Begin Provided data

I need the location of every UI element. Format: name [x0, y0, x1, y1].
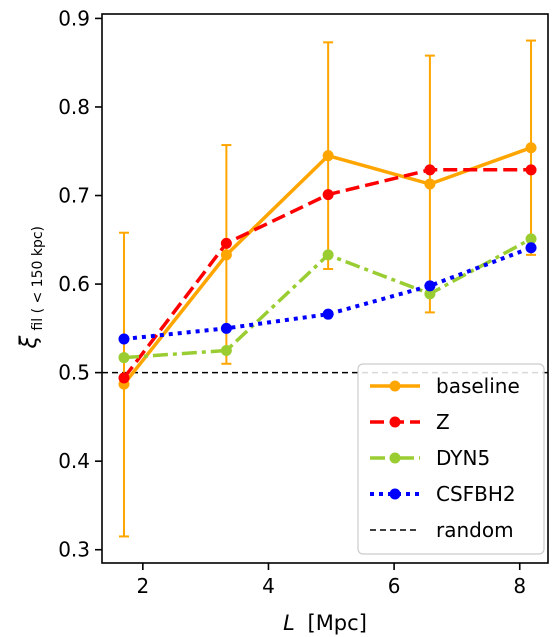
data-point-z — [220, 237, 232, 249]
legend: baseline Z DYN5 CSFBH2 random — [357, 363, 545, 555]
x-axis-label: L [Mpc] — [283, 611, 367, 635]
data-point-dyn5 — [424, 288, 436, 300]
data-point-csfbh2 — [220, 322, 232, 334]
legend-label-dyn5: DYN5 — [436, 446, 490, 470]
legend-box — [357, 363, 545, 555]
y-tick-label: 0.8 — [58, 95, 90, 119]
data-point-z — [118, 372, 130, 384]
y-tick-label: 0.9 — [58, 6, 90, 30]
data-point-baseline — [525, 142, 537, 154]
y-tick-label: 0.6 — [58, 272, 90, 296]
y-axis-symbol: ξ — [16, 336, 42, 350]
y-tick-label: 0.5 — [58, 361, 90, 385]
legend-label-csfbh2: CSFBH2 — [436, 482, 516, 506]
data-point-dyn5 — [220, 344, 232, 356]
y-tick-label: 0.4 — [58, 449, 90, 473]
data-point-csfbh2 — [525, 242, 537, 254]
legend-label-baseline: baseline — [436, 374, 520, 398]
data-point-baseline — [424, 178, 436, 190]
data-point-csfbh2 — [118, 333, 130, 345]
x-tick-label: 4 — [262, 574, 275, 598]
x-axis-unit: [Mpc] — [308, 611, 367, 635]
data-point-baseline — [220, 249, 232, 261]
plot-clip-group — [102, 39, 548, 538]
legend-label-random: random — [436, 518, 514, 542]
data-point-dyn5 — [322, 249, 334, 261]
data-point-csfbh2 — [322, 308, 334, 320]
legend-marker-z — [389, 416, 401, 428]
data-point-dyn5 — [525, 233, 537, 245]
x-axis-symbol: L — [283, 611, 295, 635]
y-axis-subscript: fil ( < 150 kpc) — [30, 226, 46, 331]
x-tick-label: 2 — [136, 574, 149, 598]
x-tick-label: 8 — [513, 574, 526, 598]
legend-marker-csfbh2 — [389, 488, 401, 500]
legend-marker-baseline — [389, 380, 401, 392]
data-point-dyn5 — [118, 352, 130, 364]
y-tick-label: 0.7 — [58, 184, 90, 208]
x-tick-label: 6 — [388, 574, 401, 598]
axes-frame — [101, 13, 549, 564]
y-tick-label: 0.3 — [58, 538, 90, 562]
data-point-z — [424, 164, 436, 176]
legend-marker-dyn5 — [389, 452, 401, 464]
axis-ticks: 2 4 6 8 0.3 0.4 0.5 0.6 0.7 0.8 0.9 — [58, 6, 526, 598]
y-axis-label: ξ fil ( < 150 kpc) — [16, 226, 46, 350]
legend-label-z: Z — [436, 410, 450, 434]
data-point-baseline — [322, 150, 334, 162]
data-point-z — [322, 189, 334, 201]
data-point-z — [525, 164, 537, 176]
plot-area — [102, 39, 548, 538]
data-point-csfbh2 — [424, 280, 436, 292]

End Provided data

- **What you need to do**
Locate each line in the data above that contains the string "symbol", and copy every such line in full.

- **Answer in full**
y-axis-symbol: ξ — [16, 336, 42, 350]
x-axis-symbol: L — [283, 611, 295, 635]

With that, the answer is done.